| WRITTEN EXERCISE |
Please reproduce every record, keeping each one exactly as written.

═══ PROVIDED RECORDS ═══

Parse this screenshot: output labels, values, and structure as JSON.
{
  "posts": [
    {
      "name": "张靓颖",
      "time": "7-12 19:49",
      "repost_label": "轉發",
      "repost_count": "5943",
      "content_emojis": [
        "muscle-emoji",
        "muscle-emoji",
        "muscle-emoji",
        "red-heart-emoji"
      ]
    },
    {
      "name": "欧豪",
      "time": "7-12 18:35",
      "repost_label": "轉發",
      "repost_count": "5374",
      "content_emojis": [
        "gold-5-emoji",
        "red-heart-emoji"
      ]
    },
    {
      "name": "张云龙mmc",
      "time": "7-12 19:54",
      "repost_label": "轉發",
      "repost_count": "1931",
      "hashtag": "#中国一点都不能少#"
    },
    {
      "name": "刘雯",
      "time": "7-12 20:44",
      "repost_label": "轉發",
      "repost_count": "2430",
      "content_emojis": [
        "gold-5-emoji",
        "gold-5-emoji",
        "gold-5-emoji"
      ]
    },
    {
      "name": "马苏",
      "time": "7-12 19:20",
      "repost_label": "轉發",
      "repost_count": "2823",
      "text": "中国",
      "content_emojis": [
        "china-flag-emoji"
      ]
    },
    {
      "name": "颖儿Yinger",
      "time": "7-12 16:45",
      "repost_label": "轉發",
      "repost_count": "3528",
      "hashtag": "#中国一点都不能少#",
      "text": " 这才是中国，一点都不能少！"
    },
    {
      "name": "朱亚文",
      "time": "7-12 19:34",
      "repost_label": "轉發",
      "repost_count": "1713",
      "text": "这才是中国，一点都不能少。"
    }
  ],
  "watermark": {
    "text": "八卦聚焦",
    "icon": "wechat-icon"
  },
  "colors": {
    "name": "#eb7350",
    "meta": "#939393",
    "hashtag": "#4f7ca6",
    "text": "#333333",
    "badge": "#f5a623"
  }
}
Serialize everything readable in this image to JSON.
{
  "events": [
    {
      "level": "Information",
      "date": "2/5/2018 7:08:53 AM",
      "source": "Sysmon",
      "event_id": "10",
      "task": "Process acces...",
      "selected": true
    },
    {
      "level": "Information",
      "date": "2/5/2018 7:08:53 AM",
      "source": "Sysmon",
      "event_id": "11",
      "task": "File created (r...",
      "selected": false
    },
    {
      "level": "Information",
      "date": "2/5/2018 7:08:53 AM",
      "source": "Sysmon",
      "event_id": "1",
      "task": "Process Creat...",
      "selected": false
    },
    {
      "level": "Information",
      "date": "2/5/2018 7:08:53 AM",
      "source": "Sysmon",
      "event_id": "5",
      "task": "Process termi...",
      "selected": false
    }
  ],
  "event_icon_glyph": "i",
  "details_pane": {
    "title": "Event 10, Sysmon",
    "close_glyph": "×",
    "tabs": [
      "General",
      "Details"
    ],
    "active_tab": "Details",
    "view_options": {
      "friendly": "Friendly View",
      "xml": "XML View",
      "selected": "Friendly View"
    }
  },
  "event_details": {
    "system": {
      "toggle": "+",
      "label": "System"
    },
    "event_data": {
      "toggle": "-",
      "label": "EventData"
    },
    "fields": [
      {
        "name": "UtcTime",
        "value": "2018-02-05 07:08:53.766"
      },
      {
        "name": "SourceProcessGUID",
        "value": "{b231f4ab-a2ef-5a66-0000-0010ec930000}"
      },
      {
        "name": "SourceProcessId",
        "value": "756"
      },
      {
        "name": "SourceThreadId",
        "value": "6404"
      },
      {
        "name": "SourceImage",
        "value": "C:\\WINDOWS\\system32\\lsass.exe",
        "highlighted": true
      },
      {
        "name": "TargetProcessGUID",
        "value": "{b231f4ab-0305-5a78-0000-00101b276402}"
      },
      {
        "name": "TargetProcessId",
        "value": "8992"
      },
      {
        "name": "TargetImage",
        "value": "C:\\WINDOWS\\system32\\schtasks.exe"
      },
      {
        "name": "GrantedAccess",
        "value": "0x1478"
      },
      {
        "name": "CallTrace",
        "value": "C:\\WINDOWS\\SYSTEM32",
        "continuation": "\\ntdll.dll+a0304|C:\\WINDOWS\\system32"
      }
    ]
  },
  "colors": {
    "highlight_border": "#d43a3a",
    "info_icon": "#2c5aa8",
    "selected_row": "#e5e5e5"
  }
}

═══

| ANSWER TO THE TASK |
Parse this screenshot: output labels, values, and structure as JSON.
{
  "posts": [
    {
      "name": "张靓颖",
      "time": "7-12 19:49",
      "repost_label": "轉發",
      "repost_count": "5943",
      "content_emojis": [
        "muscle-emoji",
        "muscle-emoji",
        "muscle-emoji",
        "red-heart-emoji"
      ]
    },
    {
      "name": "欧豪",
      "time": "7-12 18:35",
      "repost_label": "轉發",
      "repost_count": "5374",
      "content_emojis": [
        "gold-5-emoji",
        "red-heart-emoji"
      ]
    },
    {
      "name": "张云龙mmc",
      "time": "7-12 19:54",
      "repost_label": "轉發",
      "repost_count": "1931",
      "hashtag": "#中国一点都不能少#"
    },
    {
      "name": "刘雯",
      "time": "7-12 20:44",
      "repost_label": "轉發",
      "repost_count": "2430",
      "content_emojis": [
        "gold-5-emoji",
        "gold-5-emoji",
        "gold-5-emoji"
      ]
    },
    {
      "name": "马苏",
      "time": "7-12 19:20",
      "repost_label": "轉發",
      "repost_count": "2823",
      "text": "中国",
      "content_emojis": [
        "china-flag-emoji"
      ]
    },
    {
      "name": "颖儿Yinger",
      "time": "7-12 16:45",
      "repost_label": "轉發",
      "repost_count": "3528",
      "hashtag": "#中国一点都不能少#",
      "text": " 这才是中国，一点都不能少！"
    },
    {
      "name": "朱亚文",
      "time": "7-12 19:34",
      "repost_label": "轉發",
      "repost_count": "1713",
      "text": "这才是中国，一点都不能少。"
    }
  ],
  "watermark": {
    "text": "八卦聚焦",
    "icon": "wechat-icon"
  },
  "colors": {
    "name": "#eb7350",
    "meta": "#939393",
    "hashtag": "#4f7ca6",
    "text": "#333333",
    "badge": "#f5a623"
  }
}
Serialize everything readable in this image to JSON.
{
  "events": [
    {
      "level": "Information",
      "date": "2/5/2018 7:08:53 AM",
      "source": "Sysmon",
      "event_id": "10",
      "task": "Process acces...",
      "selected": true
    },
    {
      "level": "Information",
      "date": "2/5/2018 7:08:53 AM",
      "source": "Sysmon",
      "event_id": "11",
      "task": "File created (r...",
      "selected": false
    },
    {
      "level": "Information",
      "date": "2/5/2018 7:08:53 AM",
      "source": "Sysmon",
      "event_id": "1",
      "task": "Process Creat...",
      "selected": false
    },
    {
      "level": "Information",
      "date": "2/5/2018 7:08:53 AM",
      "source": "Sysmon",
      "event_id": "5",
      "task": "Process termi...",
      "selected": false
    }
  ],
  "event_icon_glyph": "i",
  "details_pane": {
    "title": "Event 10, Sysmon",
    "close_glyph": "×",
    "tabs": [
      "General",
      "Details"
    ],
    "active_tab": "Details",
    "view_options": {
      "friendly": "Friendly View",
      "xml": "XML View",
      "selected": "Friendly View"
    }
  },
  "event_details": {
    "system": {
      "toggle": "+",
      "label": "System"
    },
    "event_data": {
      "toggle": "-",
      "label": "EventData"
    },
    "fields": [
      {
        "name": "UtcTime",
        "value": "2018-02-05 07:08:53.766"
      },
      {
        "name": "SourceProcessGUID",
        "value": "{b231f4ab-a2ef-5a66-0000-0010ec930000}"
      },
      {
        "name": "SourceProcessId",
        "value": "756"
      },
      {
        "name": "SourceThreadId",
        "value": "6404"
      },
      {
        "name": "SourceImage",
        "value": "C:\\WINDOWS\\system32\\lsass.exe",
        "highlighted": true
      },
      {
        "name": "TargetProcessGUID",
        "value": "{b231f4ab-0305-5a78-0000-00101b276402}"
      },
      {
        "name": "TargetProcessId",
        "value": "8992"
      },
      {
        "name": "TargetImage",
        "value": "C:\\WINDOWS\\system32\\schtasks.exe"
      },
      {
        "name": "GrantedAccess",
        "value": "0x1478"
      },
      {
        "name": "CallTrace",
        "value": "C:\\WINDOWS\\SYSTEM32",
        "continuation": "\\ntdll.dll+a0304|C:\\WINDOWS\\system32"
      }
    ]
  },
  "colors": {
    "highlight_border": "#d43a3a",
    "info_icon": "#2c5aa8",
    "selected_row": "#e5e5e5"
  }
}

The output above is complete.